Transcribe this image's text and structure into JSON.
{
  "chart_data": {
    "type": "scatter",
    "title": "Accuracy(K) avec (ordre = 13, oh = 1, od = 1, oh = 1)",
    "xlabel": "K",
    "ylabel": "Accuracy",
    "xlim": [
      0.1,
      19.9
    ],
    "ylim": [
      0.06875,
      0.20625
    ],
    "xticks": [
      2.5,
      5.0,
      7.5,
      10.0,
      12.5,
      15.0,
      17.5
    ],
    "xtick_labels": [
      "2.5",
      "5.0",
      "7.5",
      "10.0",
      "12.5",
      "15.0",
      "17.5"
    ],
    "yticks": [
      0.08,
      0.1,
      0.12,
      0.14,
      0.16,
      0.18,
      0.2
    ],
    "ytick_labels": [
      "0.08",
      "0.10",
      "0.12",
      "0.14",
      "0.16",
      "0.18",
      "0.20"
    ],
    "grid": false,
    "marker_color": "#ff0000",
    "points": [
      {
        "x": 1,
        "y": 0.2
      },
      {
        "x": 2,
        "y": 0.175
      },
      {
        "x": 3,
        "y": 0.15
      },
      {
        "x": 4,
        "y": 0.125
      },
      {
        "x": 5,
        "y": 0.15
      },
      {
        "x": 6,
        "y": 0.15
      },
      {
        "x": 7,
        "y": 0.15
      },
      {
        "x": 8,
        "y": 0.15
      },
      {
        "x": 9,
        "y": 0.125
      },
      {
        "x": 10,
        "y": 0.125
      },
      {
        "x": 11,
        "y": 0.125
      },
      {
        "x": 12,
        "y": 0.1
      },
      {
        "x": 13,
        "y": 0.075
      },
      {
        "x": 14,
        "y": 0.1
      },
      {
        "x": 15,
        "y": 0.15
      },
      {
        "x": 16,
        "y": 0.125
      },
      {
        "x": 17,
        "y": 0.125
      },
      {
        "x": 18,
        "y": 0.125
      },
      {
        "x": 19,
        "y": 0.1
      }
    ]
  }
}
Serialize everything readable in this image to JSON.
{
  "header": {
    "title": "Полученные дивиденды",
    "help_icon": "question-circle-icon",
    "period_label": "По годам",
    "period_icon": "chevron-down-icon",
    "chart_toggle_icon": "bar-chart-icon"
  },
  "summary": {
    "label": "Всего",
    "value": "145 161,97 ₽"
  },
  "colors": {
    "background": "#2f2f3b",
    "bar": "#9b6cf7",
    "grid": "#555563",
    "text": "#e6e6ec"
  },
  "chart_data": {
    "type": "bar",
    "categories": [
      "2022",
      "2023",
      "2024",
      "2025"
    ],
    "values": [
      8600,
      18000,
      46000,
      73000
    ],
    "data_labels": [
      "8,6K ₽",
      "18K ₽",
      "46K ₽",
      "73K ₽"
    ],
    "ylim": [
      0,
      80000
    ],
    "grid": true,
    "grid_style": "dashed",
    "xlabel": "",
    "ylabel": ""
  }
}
========
What needs to be done: Above are the records; copy all of them exactly.

Final answer:
Transcribe this image's text and structure into JSON.
{
  "chart_data": {
    "type": "scatter",
    "title": "Accuracy(K) avec (ordre = 13, oh = 1, od = 1, oh = 1)",
    "xlabel": "K",
    "ylabel": "Accuracy",
    "xlim": [
      0.1,
      19.9
    ],
    "ylim": [
      0.06875,
      0.20625
    ],
    "xticks": [
      2.5,
      5.0,
      7.5,
      10.0,
      12.5,
      15.0,
      17.5
    ],
    "xtick_labels": [
      "2.5",
      "5.0",
      "7.5",
      "10.0",
      "12.5",
      "15.0",
      "17.5"
    ],
    "yticks": [
      0.08,
      0.1,
      0.12,
      0.14,
      0.16,
      0.18,
      0.2
    ],
    "ytick_labels": [
      "0.08",
      "0.10",
      "0.12",
      "0.14",
      "0.16",
      "0.18",
      "0.20"
    ],
    "grid": false,
    "marker_color": "#ff0000",
    "points": [
      {
        "x": 1,
        "y": 0.2
      },
      {
        "x": 2,
        "y": 0.175
      },
      {
        "x": 3,
        "y": 0.15
      },
      {
        "x": 4,
        "y": 0.125
      },
      {
        "x": 5,
        "y": 0.15
      },
      {
        "x": 6,
        "y": 0.15
      },
      {
        "x": 7,
        "y": 0.15
      },
      {
        "x": 8,
        "y": 0.15
      },
      {
        "x": 9,
        "y": 0.125
      },
      {
        "x": 10,
        "y": 0.125
      },
      {
        "x": 11,
        "y": 0.125
      },
      {
        "x": 12,
        "y": 0.1
      },
      {
        "x": 13,
        "y": 0.075
      },
      {
        "x": 14,
        "y": 0.1
      },
      {
        "x": 15,
        "y": 0.15
      },
      {
        "x": 16,
        "y": 0.125
      },
      {
        "x": 17,
        "y": 0.125
      },
      {
        "x": 18,
        "y": 0.125
      },
      {
        "x": 19,
        "y": 0.1
      }
    ]
  }
}
Serialize everything readable in this image to JSON.
{
  "header": {
    "title": "Полученные дивиденды",
    "help_icon": "question-circle-icon",
    "period_label": "По годам",
    "period_icon": "chevron-down-icon",
    "chart_toggle_icon": "bar-chart-icon"
  },
  "summary": {
    "label": "Всего",
    "value": "145 161,97 ₽"
  },
  "colors": {
    "background": "#2f2f3b",
    "bar": "#9b6cf7",
    "grid": "#555563",
    "text": "#e6e6ec"
  },
  "chart_data": {
    "type": "bar",
    "categories": [
      "2022",
      "2023",
      "2024",
      "2025"
    ],
    "values": [
      8600,
      18000,
      46000,
      73000
    ],
    "data_labels": [
      "8,6K ₽",
      "18K ₽",
      "46K ₽",
      "73K ₽"
    ],
    "ylim": [
      0,
      80000
    ],
    "grid": true,
    "grid_style": "dashed",
    "xlabel": "",
    "ylabel": ""
  }
}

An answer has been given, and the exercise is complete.